** begin RAW DATA **

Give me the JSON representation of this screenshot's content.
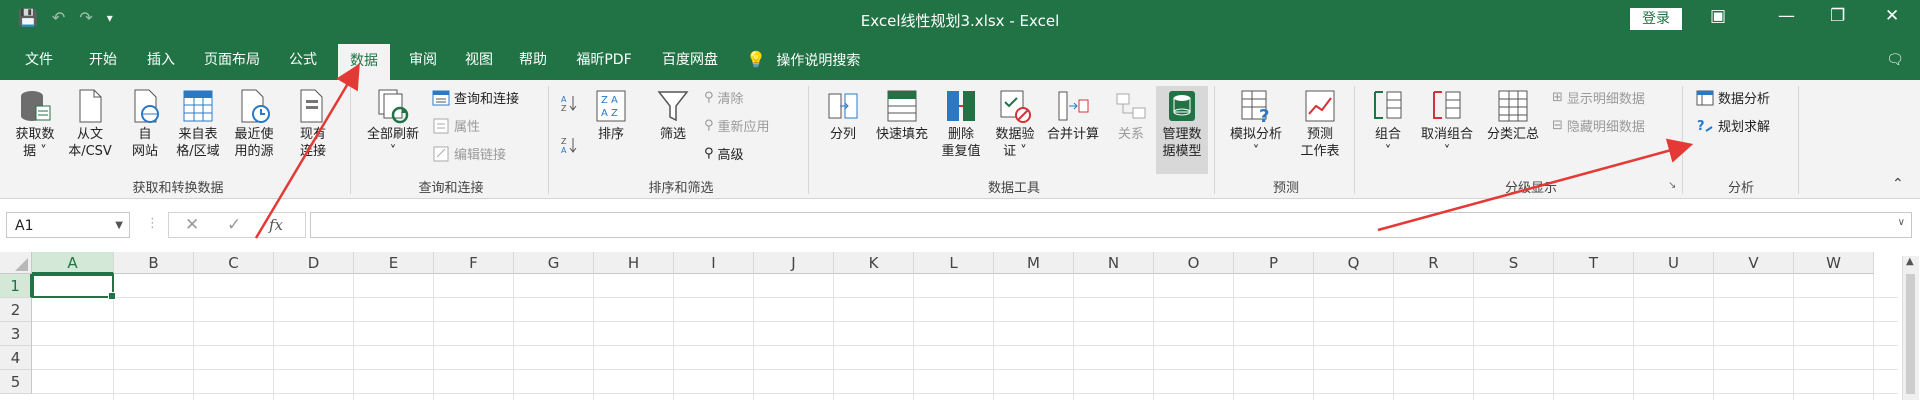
{
  "window": {
    "title": "Excel线性规划3.xlsx  -  Excel",
    "login_label": "登录"
  },
  "qat": {
    "save_icon": "save-icon",
    "undo_icon": "undo-icon",
    "redo_icon": "redo-icon",
    "customize_icon": "customize-qat-icon"
  },
  "tabs": [
    "文件",
    "开始",
    "插入",
    "页面布局",
    "公式",
    "数据",
    "审阅",
    "视图",
    "帮助",
    "福昕PDF",
    "百度网盘",
    "操作说明搜索"
  ],
  "active_tab": "数据",
  "ribbon": {
    "groups": {
      "get_transform": "获取和转换数据",
      "queries": "查询和连接",
      "sort_filter": "排序和筛选",
      "data_tools": "数据工具",
      "forecast": "预测",
      "outline": "分级显示",
      "analysis": "分析"
    },
    "get": {
      "get_data": [
        "获取数",
        "据 ˅"
      ],
      "from_csv": [
        "从文",
        "本/CSV"
      ],
      "from_web": [
        "自",
        "网站"
      ],
      "from_table": [
        "来自表",
        "格/区域"
      ],
      "recent": [
        "最近使",
        "用的源"
      ],
      "existing": [
        "现有",
        "连接"
      ]
    },
    "queries": {
      "refresh_all": [
        "全部刷新",
        "˅"
      ],
      "query_conn": "查询和连接",
      "properties": "属性",
      "edit_links": "编辑链接"
    },
    "sort": {
      "sort": "排序",
      "filter": "筛选",
      "clear": "清除",
      "reapply": "重新应用",
      "advanced": "高级"
    },
    "tools": {
      "split": "分列",
      "flash_fill": "快速填充",
      "remove_dup": [
        "删除",
        "重复值"
      ],
      "validation": [
        "数据验",
        "证 ˅"
      ],
      "consolidate": "合并计算",
      "relations": "关系",
      "data_model": [
        "管理数",
        "据模型"
      ]
    },
    "forecast": {
      "what_if": [
        "模拟分析",
        "˅"
      ],
      "sheet": [
        "预测",
        "工作表"
      ]
    },
    "outline": {
      "group": [
        "组合",
        "˅"
      ],
      "ungroup": [
        "取消组合",
        "˅"
      ],
      "subtotal": "分类汇总",
      "show_detail": "显示明细数据",
      "hide_detail": "隐藏明细数据"
    },
    "analysis": {
      "data_analysis": "数据分析",
      "solver": "规划求解"
    }
  },
  "formula_bar": {
    "name_box": "A1",
    "cancel_icon": "cancel-icon",
    "enter_icon": "enter-icon",
    "fx": "fx",
    "value": ""
  },
  "grid": {
    "columns": [
      "A",
      "B",
      "C",
      "D",
      "E",
      "F",
      "G",
      "H",
      "I",
      "J",
      "K",
      "L",
      "M",
      "N",
      "O",
      "P",
      "Q",
      "R",
      "S",
      "T",
      "U",
      "V",
      "W"
    ],
    "rows": [
      "1",
      "2",
      "3",
      "4",
      "5"
    ],
    "selected_cell": "A1"
  },
  "colors": {
    "brand": "#217346",
    "annotation": "#e53935"
  }
}
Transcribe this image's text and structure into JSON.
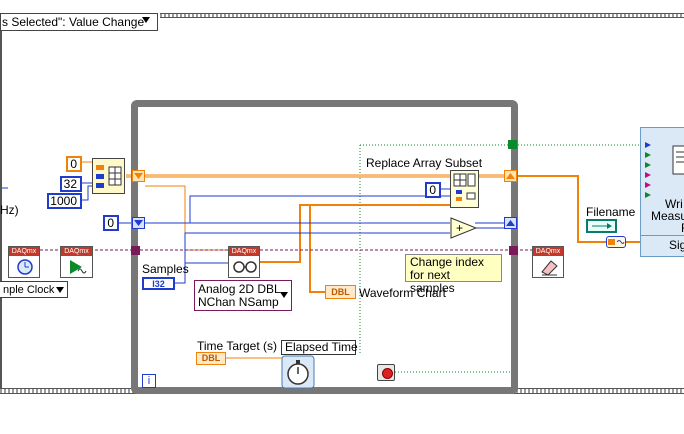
{
  "event_structure": {
    "case_selector": "s Selected\": Value Change"
  },
  "constants": {
    "c0_top": "0",
    "c32": "32",
    "c1000": "1000",
    "c0_loop_left": "0",
    "c0_replace": "0"
  },
  "left_labels": {
    "hz": "Hz)",
    "sample_clock": "nple Clock"
  },
  "daq_badge": "DAQmx",
  "loop": {
    "replace_array_subset": "Replace Array Subset",
    "samples": "Samples",
    "samples_type": "I32",
    "analog_read": {
      "line1": "Analog 2D DBL",
      "line2": "NChan NSamp"
    },
    "waveform_chart": "Waveform Chart",
    "waveform_chart_type": "DBL",
    "note": {
      "line1": "Change index",
      "line2": "for next samples"
    },
    "time_target": "Time Target (s)",
    "time_target_type": "DBL",
    "elapsed_time": "Elapsed Time",
    "iteration": "i"
  },
  "right_side": {
    "filename": "Filename",
    "subvi_text": {
      "line1": "Wri",
      "line2": "Measu",
      "line3": "F",
      "line4": "Sig"
    }
  },
  "colors": {
    "orange_wire": "#f0820a",
    "blue_wire": "#1f3ccd",
    "task_wire": "#7a1a5a",
    "boolean_wire": "#0a8a2a",
    "loop_border": "#777777"
  }
}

** end RAW DATA **

• **WHAT IS ASKED**: Your task is an exact transcription of all the data, minus the pictures.

• **THE RESULT**:
Give me the JSON representation of this screenshot's content.
{
  "window": {
    "title": "Excel线性规划3.xlsx  -  Excel",
    "login_label": "登录"
  },
  "qat": {
    "save_icon": "save-icon",
    "undo_icon": "undo-icon",
    "redo_icon": "redo-icon",
    "customize_icon": "customize-qat-icon"
  },
  "tabs": [
    "文件",
    "开始",
    "插入",
    "页面布局",
    "公式",
    "数据",
    "审阅",
    "视图",
    "帮助",
    "福昕PDF",
    "百度网盘",
    "操作说明搜索"
  ],
  "active_tab": "数据",
  "ribbon": {
    "groups": {
      "get_transform": "获取和转换数据",
      "queries": "查询和连接",
      "sort_filter": "排序和筛选",
      "data_tools": "数据工具",
      "forecast": "预测",
      "outline": "分级显示",
      "analysis": "分析"
    },
    "get": {
      "get_data": [
        "获取数",
        "据 ˅"
      ],
      "from_csv": [
        "从文",
        "本/CSV"
      ],
      "from_web": [
        "自",
        "网站"
      ],
      "from_table": [
        "来自表",
        "格/区域"
      ],
      "recent": [
        "最近使",
        "用的源"
      ],
      "existing": [
        "现有",
        "连接"
      ]
    },
    "queries": {
      "refresh_all": [
        "全部刷新",
        "˅"
      ],
      "query_conn": "查询和连接",
      "properties": "属性",
      "edit_links": "编辑链接"
    },
    "sort": {
      "sort": "排序",
      "filter": "筛选",
      "clear": "清除",
      "reapply": "重新应用",
      "advanced": "高级"
    },
    "tools": {
      "split": "分列",
      "flash_fill": "快速填充",
      "remove_dup": [
        "删除",
        "重复值"
      ],
      "validation": [
        "数据验",
        "证 ˅"
      ],
      "consolidate": "合并计算",
      "relations": "关系",
      "data_model": [
        "管理数",
        "据模型"
      ]
    },
    "forecast": {
      "what_if": [
        "模拟分析",
        "˅"
      ],
      "sheet": [
        "预测",
        "工作表"
      ]
    },
    "outline": {
      "group": [
        "组合",
        "˅"
      ],
      "ungroup": [
        "取消组合",
        "˅"
      ],
      "subtotal": "分类汇总",
      "show_detail": "显示明细数据",
      "hide_detail": "隐藏明细数据"
    },
    "analysis": {
      "data_analysis": "数据分析",
      "solver": "规划求解"
    }
  },
  "formula_bar": {
    "name_box": "A1",
    "cancel_icon": "cancel-icon",
    "enter_icon": "enter-icon",
    "fx": "fx",
    "value": ""
  },
  "grid": {
    "columns": [
      "A",
      "B",
      "C",
      "D",
      "E",
      "F",
      "G",
      "H",
      "I",
      "J",
      "K",
      "L",
      "M",
      "N",
      "O",
      "P",
      "Q",
      "R",
      "S",
      "T",
      "U",
      "V",
      "W"
    ],
    "rows": [
      "1",
      "2",
      "3",
      "4",
      "5"
    ],
    "selected_cell": "A1"
  },
  "colors": {
    "brand": "#217346",
    "annotation": "#e53935"
  }
}
Transcribe this image's text and structure into JSON.
{
  "event_structure": {
    "case_selector": "s Selected\": Value Change"
  },
  "constants": {
    "c0_top": "0",
    "c32": "32",
    "c1000": "1000",
    "c0_loop_left": "0",
    "c0_replace": "0"
  },
  "left_labels": {
    "hz": "Hz)",
    "sample_clock": "nple Clock"
  },
  "daq_badge": "DAQmx",
  "loop": {
    "replace_array_subset": "Replace Array Subset",
    "samples": "Samples",
    "samples_type": "I32",
    "analog_read": {
      "line1": "Analog 2D DBL",
      "line2": "NChan NSamp"
    },
    "waveform_chart": "Waveform Chart",
    "waveform_chart_type": "DBL",
    "note": {
      "line1": "Change index",
      "line2": "for next samples"
    },
    "time_target": "Time Target (s)",
    "time_target_type": "DBL",
    "elapsed_time": "Elapsed Time",
    "iteration": "i"
  },
  "right_side": {
    "filename": "Filename",
    "subvi_text": {
      "line1": "Wri",
      "line2": "Measu",
      "line3": "F",
      "line4": "Sig"
    }
  },
  "colors": {
    "orange_wire": "#f0820a",
    "blue_wire": "#1f3ccd",
    "task_wire": "#7a1a5a",
    "boolean_wire": "#0a8a2a",
    "loop_border": "#777777"
  }
}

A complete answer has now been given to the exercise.